• [YOUR OBJECTIVE] Transcribe each entry exactly as it appears, leaving out any picture it holds.

(Stored records)
* * *

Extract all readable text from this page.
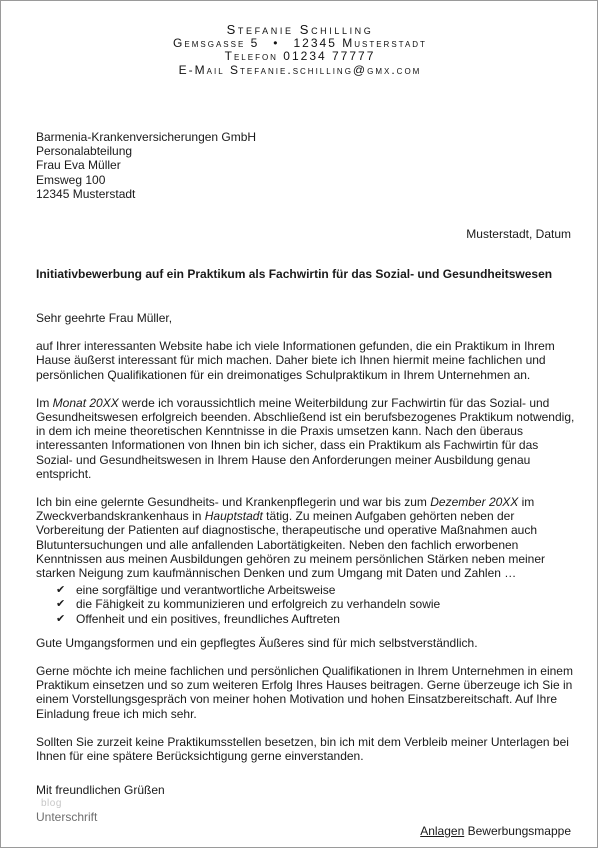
Stefanie Schilling
Gemsgasse 5 • 12345 Musterstadt
Telefon 01234 77777
E-Mail Stefanie.schilling@gmx.com
Barmenia-Krankenversicherungen GmbH
Personalabteilung
Frau Eva Müller
Emsweg 100
12345 Musterstadt
Musterstadt, Datum
Initiativbewerbung auf ein Praktikum als Fachwirtin für das Sozial- und Gesundheitswesen

Sehr geehrte Frau Müller,

auf Ihrer interessanten Website habe ich viele Informationen gefunden, die ein Praktikum in Ihrem Hause äußerst interessant für mich machen. Daher biete ich Ihnen hiermit meine fachlichen und persönlichen Qualifikationen für ein dreimonatiges Schulpraktikum in Ihrem Unternehmen an.

Im Monat 20XX werde ich voraussichtlich meine Weiterbildung zur Fachwirtin für das Sozial- und Gesundheitswesen erfolgreich beenden. Abschließend ist ein berufsbezogenes Praktikum notwendig, in dem ich meine theoretischen Kenntnisse in die Praxis umsetzen kann. Nach den überaus interessanten Informationen von Ihnen bin ich sicher, dass ein Praktikum als Fachwirtin für das Sozial- und Gesundheitswesen in Ihrem Hause den Anforderungen meiner Ausbildung genau entspricht.

Ich bin eine gelernte Gesundheits- und Krankenpflegerin und war bis zum Dezember 20XX im Zweckverbandskrankenhaus in Hauptstadt tätig. Zu meinen Aufgaben gehörten neben der Vorbereitung der Patienten auf diagnostische, therapeutische und operative Maßnahmen auch Blutuntersuchungen und alle anfallenden Labortätigkeiten. Neben den fachlich erworbenen Kenntnissen aus meinen Ausbildungen gehören zu meinem persönlichen Stärken neben meiner starken Neigung zum kaufmännischen Denken und zum Umgang mit Daten und Zahlen …

✔ eine sorgfältige und verantwortliche Arbeitsweise
✔ die Fähigkeit zu kommunizieren und erfolgreich zu verhandeln sowie
✔ Offenheit und ein positives, freundliches Auftreten

Gute Umgangsformen und ein gepflegtes Äußeres sind für mich selbstverständlich.

Gerne möchte ich meine fachlichen und persönlichen Qualifikationen in Ihrem Unternehmen in einem Praktikum einsetzen und so zum weiteren Erfolg Ihres Hauses beitragen. Gerne überzeuge ich Sie in einem Vorstellungsgespräch von meiner hohen Motivation und hohen Einsatzbereitschaft. Auf Ihre Einladung freue ich mich sehr.

Sollten Sie zurzeit keine Praktikumsstellen besetzen, bin ich mit dem Verbleib meiner Unterlagen bei Ihnen für eine spätere Berücksichtigung gerne einverstanden.

Mit freundlichen Grüßen
blog
Unterschrift
Anlagen Bewerbungsmappe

* * *

• [SOLUTION FOR THIS PROBLEM]
Extract all readable text from this page.
Stefanie Schilling
Gemsgasse 5 • 12345 Musterstadt
Telefon 01234 77777
E-Mail Stefanie.schilling@gmx.com
Barmenia-Krankenversicherungen GmbH
Personalabteilung
Frau Eva Müller
Emsweg 100
12345 Musterstadt
Musterstadt, Datum
Initiativbewerbung auf ein Praktikum als Fachwirtin für das Sozial- und Gesundheitswesen

Sehr geehrte Frau Müller,

auf Ihrer interessanten Website habe ich viele Informationen gefunden, die ein Praktikum in Ihrem Hause äußerst interessant für mich machen. Daher biete ich Ihnen hiermit meine fachlichen und persönlichen Qualifikationen für ein dreimonatiges Schulpraktikum in Ihrem Unternehmen an.

Im Monat 20XX werde ich voraussichtlich meine Weiterbildung zur Fachwirtin für das Sozial- und Gesundheitswesen erfolgreich beenden. Abschließend ist ein berufsbezogenes Praktikum notwendig, in dem ich meine theoretischen Kenntnisse in die Praxis umsetzen kann. Nach den überaus interessanten Informationen von Ihnen bin ich sicher, dass ein Praktikum als Fachwirtin für das Sozial- und Gesundheitswesen in Ihrem Hause den Anforderungen meiner Ausbildung genau entspricht.

Ich bin eine gelernte Gesundheits- und Krankenpflegerin und war bis zum Dezember 20XX im Zweckverbandskrankenhaus in Hauptstadt tätig. Zu meinen Aufgaben gehörten neben der Vorbereitung der Patienten auf diagnostische, therapeutische und operative Maßnahmen auch Blutuntersuchungen und alle anfallenden Labortätigkeiten. Neben den fachlich erworbenen Kenntnissen aus meinen Ausbildungen gehören zu meinem persönlichen Stärken neben meiner starken Neigung zum kaufmännischen Denken und zum Umgang mit Daten und Zahlen …

✔ eine sorgfältige und verantwortliche Arbeitsweise
✔ die Fähigkeit zu kommunizieren und erfolgreich zu verhandeln sowie
✔ Offenheit und ein positives, freundliches Auftreten

Gute Umgangsformen und ein gepflegtes Äußeres sind für mich selbstverständlich.

Gerne möchte ich meine fachlichen und persönlichen Qualifikationen in Ihrem Unternehmen in einem Praktikum einsetzen und so zum weiteren Erfolg Ihres Hauses beitragen. Gerne überzeuge ich Sie in einem Vorstellungsgespräch von meiner hohen Motivation und hohen Einsatzbereitschaft. Auf Ihre Einladung freue ich mich sehr.

Sollten Sie zurzeit keine Praktikumsstellen besetzen, bin ich mit dem Verbleib meiner Unterlagen bei Ihnen für eine spätere Berücksichtigung gerne einverstanden.

Mit freundlichen Grüßen
blog
Unterschrift
Anlagen Bewerbungsmappe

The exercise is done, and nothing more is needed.